╭──

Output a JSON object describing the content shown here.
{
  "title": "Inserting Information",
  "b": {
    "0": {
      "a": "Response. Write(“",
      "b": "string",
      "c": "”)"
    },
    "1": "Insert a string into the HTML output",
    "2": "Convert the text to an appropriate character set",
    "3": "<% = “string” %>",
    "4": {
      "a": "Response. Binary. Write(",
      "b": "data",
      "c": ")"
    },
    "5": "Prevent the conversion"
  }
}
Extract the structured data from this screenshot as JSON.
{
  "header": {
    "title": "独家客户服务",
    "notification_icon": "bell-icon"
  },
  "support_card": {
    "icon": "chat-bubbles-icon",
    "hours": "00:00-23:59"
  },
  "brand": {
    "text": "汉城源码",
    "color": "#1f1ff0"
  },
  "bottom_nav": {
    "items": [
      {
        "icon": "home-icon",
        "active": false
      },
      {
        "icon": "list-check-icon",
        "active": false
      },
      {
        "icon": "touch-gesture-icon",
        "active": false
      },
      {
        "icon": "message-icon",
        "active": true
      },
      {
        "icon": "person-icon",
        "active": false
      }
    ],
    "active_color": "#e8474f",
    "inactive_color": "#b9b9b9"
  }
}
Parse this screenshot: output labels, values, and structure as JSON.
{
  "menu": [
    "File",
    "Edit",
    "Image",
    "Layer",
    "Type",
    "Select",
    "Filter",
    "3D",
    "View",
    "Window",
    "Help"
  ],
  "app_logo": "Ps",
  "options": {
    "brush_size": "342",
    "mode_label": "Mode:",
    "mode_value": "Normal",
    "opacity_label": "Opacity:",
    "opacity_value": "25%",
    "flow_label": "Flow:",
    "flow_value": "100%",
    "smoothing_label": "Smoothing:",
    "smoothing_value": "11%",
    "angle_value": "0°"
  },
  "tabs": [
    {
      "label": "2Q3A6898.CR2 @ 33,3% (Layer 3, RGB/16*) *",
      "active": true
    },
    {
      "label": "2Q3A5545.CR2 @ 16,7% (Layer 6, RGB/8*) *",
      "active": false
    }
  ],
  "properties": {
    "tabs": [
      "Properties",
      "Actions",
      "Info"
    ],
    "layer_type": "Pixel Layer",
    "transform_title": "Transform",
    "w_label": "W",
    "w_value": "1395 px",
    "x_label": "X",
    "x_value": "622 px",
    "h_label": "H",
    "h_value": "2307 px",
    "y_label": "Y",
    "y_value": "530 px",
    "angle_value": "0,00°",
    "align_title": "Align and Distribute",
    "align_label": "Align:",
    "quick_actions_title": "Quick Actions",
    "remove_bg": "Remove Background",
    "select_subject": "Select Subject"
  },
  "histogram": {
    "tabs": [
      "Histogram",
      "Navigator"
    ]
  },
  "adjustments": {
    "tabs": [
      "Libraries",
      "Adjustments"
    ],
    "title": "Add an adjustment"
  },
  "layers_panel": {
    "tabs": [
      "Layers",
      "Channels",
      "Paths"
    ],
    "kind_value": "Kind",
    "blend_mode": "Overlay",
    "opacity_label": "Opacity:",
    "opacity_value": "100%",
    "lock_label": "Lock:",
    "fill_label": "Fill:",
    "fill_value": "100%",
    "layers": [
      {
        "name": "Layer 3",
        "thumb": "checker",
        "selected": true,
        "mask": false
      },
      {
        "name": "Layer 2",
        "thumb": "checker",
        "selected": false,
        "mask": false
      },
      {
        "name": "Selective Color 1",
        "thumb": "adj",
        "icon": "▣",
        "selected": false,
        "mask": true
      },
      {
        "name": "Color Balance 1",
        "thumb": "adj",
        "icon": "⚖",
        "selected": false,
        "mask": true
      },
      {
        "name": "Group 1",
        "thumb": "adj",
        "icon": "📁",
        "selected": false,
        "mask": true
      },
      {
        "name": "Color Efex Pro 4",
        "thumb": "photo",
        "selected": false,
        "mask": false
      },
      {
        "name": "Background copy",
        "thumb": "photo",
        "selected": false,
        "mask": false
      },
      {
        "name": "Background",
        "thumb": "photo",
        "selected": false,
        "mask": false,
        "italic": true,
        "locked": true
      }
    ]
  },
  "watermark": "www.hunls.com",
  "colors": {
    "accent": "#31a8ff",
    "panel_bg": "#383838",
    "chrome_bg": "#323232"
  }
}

╰──

**What you will do**
Repeat the records exactly, including every line.

**Written solution**
Output a JSON object describing the content shown here.
{
  "title": "Inserting Information",
  "b": {
    "0": {
      "a": "Response. Write(“",
      "b": "string",
      "c": "”)"
    },
    "1": "Insert a string into the HTML output",
    "2": "Convert the text to an appropriate character set",
    "3": "<% = “string” %>",
    "4": {
      "a": "Response. Binary. Write(",
      "b": "data",
      "c": ")"
    },
    "5": "Prevent the conversion"
  }
}
Extract the structured data from this screenshot as JSON.
{
  "header": {
    "title": "独家客户服务",
    "notification_icon": "bell-icon"
  },
  "support_card": {
    "icon": "chat-bubbles-icon",
    "hours": "00:00-23:59"
  },
  "brand": {
    "text": "汉城源码",
    "color": "#1f1ff0"
  },
  "bottom_nav": {
    "items": [
      {
        "icon": "home-icon",
        "active": false
      },
      {
        "icon": "list-check-icon",
        "active": false
      },
      {
        "icon": "touch-gesture-icon",
        "active": false
      },
      {
        "icon": "message-icon",
        "active": true
      },
      {
        "icon": "person-icon",
        "active": false
      }
    ],
    "active_color": "#e8474f",
    "inactive_color": "#b9b9b9"
  }
}
Parse this screenshot: output labels, values, and structure as JSON.
{
  "menu": [
    "File",
    "Edit",
    "Image",
    "Layer",
    "Type",
    "Select",
    "Filter",
    "3D",
    "View",
    "Window",
    "Help"
  ],
  "app_logo": "Ps",
  "options": {
    "brush_size": "342",
    "mode_label": "Mode:",
    "mode_value": "Normal",
    "opacity_label": "Opacity:",
    "opacity_value": "25%",
    "flow_label": "Flow:",
    "flow_value": "100%",
    "smoothing_label": "Smoothing:",
    "smoothing_value": "11%",
    "angle_value": "0°"
  },
  "tabs": [
    {
      "label": "2Q3A6898.CR2 @ 33,3% (Layer 3, RGB/16*) *",
      "active": true
    },
    {
      "label": "2Q3A5545.CR2 @ 16,7% (Layer 6, RGB/8*) *",
      "active": false
    }
  ],
  "properties": {
    "tabs": [
      "Properties",
      "Actions",
      "Info"
    ],
    "layer_type": "Pixel Layer",
    "transform_title": "Transform",
    "w_label": "W",
    "w_value": "1395 px",
    "x_label": "X",
    "x_value": "622 px",
    "h_label": "H",
    "h_value": "2307 px",
    "y_label": "Y",
    "y_value": "530 px",
    "angle_value": "0,00°",
    "align_title": "Align and Distribute",
    "align_label": "Align:",
    "quick_actions_title": "Quick Actions",
    "remove_bg": "Remove Background",
    "select_subject": "Select Subject"
  },
  "histogram": {
    "tabs": [
      "Histogram",
      "Navigator"
    ]
  },
  "adjustments": {
    "tabs": [
      "Libraries",
      "Adjustments"
    ],
    "title": "Add an adjustment"
  },
  "layers_panel": {
    "tabs": [
      "Layers",
      "Channels",
      "Paths"
    ],
    "kind_value": "Kind",
    "blend_mode": "Overlay",
    "opacity_label": "Opacity:",
    "opacity_value": "100%",
    "lock_label": "Lock:",
    "fill_label": "Fill:",
    "fill_value": "100%",
    "layers": [
      {
        "name": "Layer 3",
        "thumb": "checker",
        "selected": true,
        "mask": false
      },
      {
        "name": "Layer 2",
        "thumb": "checker",
        "selected": false,
        "mask": false
      },
      {
        "name": "Selective Color 1",
        "thumb": "adj",
        "icon": "▣",
        "selected": false,
        "mask": true
      },
      {
        "name": "Color Balance 1",
        "thumb": "adj",
        "icon": "⚖",
        "selected": false,
        "mask": true
      },
      {
        "name": "Group 1",
        "thumb": "adj",
        "icon": "📁",
        "selected": false,
        "mask": true
      },
      {
        "name": "Color Efex Pro 4",
        "thumb": "photo",
        "selected": false,
        "mask": false
      },
      {
        "name": "Background copy",
        "thumb": "photo",
        "selected": false,
        "mask": false
      },
      {
        "name": "Background",
        "thumb": "photo",
        "selected": false,
        "mask": false,
        "italic": true,
        "locked": true
      }
    ]
  },
  "watermark": "www.hunls.com",
  "colors": {
    "accent": "#31a8ff",
    "panel_bg": "#383838",
    "chrome_bg": "#323232"
  }
}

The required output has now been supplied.